### Brief
Please return the listing below unchanged, line for line.

### Data to process
- - -
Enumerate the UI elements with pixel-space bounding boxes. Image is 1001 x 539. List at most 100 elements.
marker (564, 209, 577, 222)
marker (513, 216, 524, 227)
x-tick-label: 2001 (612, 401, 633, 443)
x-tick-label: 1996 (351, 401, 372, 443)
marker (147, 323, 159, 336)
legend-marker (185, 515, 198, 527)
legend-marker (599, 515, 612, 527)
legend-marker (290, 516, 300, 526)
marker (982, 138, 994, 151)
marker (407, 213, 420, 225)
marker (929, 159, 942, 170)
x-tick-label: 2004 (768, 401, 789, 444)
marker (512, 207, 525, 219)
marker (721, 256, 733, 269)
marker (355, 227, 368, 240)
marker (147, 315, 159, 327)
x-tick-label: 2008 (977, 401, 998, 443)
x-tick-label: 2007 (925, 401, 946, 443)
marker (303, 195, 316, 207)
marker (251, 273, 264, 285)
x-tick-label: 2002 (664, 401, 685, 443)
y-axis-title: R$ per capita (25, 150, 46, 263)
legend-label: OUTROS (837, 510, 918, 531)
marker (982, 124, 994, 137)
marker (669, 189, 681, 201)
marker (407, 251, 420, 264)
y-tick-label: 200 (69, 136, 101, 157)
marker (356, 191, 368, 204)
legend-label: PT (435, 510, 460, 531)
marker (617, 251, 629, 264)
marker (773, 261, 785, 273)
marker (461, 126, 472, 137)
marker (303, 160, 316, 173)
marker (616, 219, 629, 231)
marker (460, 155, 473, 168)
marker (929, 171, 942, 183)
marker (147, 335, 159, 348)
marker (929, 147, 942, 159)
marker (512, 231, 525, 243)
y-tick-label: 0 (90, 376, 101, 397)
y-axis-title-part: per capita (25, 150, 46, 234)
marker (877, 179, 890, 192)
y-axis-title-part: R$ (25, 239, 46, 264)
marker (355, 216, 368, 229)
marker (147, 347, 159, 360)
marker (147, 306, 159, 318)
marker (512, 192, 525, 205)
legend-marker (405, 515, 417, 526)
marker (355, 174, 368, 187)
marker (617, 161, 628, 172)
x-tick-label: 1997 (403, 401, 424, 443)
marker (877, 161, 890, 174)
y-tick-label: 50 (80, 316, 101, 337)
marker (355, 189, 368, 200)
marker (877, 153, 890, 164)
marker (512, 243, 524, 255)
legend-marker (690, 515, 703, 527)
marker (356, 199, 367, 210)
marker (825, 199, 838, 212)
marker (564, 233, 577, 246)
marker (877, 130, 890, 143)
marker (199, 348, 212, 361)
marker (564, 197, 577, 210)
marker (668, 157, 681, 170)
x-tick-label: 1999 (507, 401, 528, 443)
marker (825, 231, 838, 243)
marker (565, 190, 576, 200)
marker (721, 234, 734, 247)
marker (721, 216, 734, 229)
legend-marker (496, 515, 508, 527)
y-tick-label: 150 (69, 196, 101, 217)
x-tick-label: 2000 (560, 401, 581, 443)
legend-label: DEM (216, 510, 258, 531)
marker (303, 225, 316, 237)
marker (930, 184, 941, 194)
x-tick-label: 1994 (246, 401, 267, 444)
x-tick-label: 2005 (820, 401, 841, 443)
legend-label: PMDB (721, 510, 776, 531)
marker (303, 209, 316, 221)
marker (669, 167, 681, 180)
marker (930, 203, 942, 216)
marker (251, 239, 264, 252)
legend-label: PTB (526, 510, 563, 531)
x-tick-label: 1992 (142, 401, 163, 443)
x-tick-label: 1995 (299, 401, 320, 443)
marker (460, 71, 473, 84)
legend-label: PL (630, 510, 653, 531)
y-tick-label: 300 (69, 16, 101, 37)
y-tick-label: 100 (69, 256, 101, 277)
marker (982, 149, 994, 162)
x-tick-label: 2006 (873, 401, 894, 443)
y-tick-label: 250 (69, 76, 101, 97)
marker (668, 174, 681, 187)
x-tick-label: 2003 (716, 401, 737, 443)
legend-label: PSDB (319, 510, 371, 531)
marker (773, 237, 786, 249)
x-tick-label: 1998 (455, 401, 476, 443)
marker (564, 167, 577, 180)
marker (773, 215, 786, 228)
- - -
### Solution
Enumerate the UI elements with pixel-space bounding boxes. Image is 1001 x 539. List at most 100 elements.
marker (564, 209, 577, 222)
marker (513, 216, 524, 227)
x-tick-label: 2001 (612, 401, 633, 443)
x-tick-label: 1996 (351, 401, 372, 443)
marker (147, 323, 159, 336)
legend-marker (185, 515, 198, 527)
legend-marker (599, 515, 612, 527)
legend-marker (290, 516, 300, 526)
marker (982, 138, 994, 151)
marker (407, 213, 420, 225)
marker (929, 159, 942, 170)
x-tick-label: 2004 (768, 401, 789, 444)
marker (512, 207, 525, 219)
marker (721, 256, 733, 269)
marker (355, 227, 368, 240)
marker (147, 315, 159, 327)
x-tick-label: 2008 (977, 401, 998, 443)
x-tick-label: 2007 (925, 401, 946, 443)
marker (303, 195, 316, 207)
marker (251, 273, 264, 285)
x-tick-label: 2002 (664, 401, 685, 443)
y-axis-title: R$ per capita (25, 150, 46, 263)
legend-label: OUTROS (837, 510, 918, 531)
marker (982, 124, 994, 137)
marker (669, 189, 681, 201)
marker (407, 251, 420, 264)
y-tick-label: 200 (69, 136, 101, 157)
marker (356, 191, 368, 204)
legend-label: PT (435, 510, 460, 531)
marker (617, 251, 629, 264)
marker (773, 261, 785, 273)
marker (461, 126, 472, 137)
marker (303, 160, 316, 173)
marker (616, 219, 629, 231)
marker (460, 155, 473, 168)
marker (929, 171, 942, 183)
marker (147, 335, 159, 348)
marker (929, 147, 942, 159)
marker (512, 231, 525, 243)
y-tick-label: 0 (90, 376, 101, 397)
y-axis-title-part: per capita (25, 150, 46, 234)
marker (877, 179, 890, 192)
y-axis-title-part: R$ (25, 239, 46, 264)
marker (355, 216, 368, 229)
marker (147, 347, 159, 360)
marker (147, 306, 159, 318)
marker (512, 192, 525, 205)
legend-marker (405, 515, 417, 526)
marker (355, 174, 368, 187)
marker (617, 161, 628, 172)
x-tick-label: 1997 (403, 401, 424, 443)
marker (877, 161, 890, 174)
y-tick-label: 50 (80, 316, 101, 337)
marker (355, 189, 368, 200)
marker (877, 153, 890, 164)
marker (512, 243, 524, 255)
legend-marker (690, 515, 703, 527)
marker (356, 199, 367, 210)
marker (825, 199, 838, 212)
marker (564, 233, 577, 246)
marker (877, 130, 890, 143)
marker (199, 348, 212, 361)
marker (564, 197, 577, 210)
marker (668, 157, 681, 170)
x-tick-label: 1999 (507, 401, 528, 443)
marker (825, 231, 838, 243)
marker (565, 190, 576, 200)
marker (721, 234, 734, 247)
marker (721, 216, 734, 229)
legend-marker (496, 515, 508, 527)
y-tick-label: 150 (69, 196, 101, 217)
x-tick-label: 2000 (560, 401, 581, 443)
legend-label: DEM (216, 510, 258, 531)
marker (303, 225, 316, 237)
marker (930, 184, 941, 194)
x-tick-label: 1994 (246, 401, 267, 444)
x-tick-label: 2005 (820, 401, 841, 443)
legend-label: PMDB (721, 510, 776, 531)
marker (303, 209, 316, 221)
marker (669, 167, 681, 180)
marker (930, 203, 942, 216)
marker (251, 239, 264, 252)
legend-label: PTB (526, 510, 563, 531)
x-tick-label: 1992 (142, 401, 163, 443)
x-tick-label: 1995 (299, 401, 320, 443)
marker (460, 71, 473, 84)
legend-label: PL (630, 510, 653, 531)
y-tick-label: 300 (69, 16, 101, 37)
y-tick-label: 100 (69, 256, 101, 277)
marker (982, 149, 994, 162)
x-tick-label: 2006 (873, 401, 894, 443)
y-tick-label: 250 (69, 76, 101, 97)
marker (668, 174, 681, 187)
x-tick-label: 2003 (716, 401, 737, 443)
legend-label: PSDB (319, 510, 371, 531)
marker (773, 237, 786, 249)
x-tick-label: 1998 (455, 401, 476, 443)
marker (564, 167, 577, 180)
marker (773, 215, 786, 228)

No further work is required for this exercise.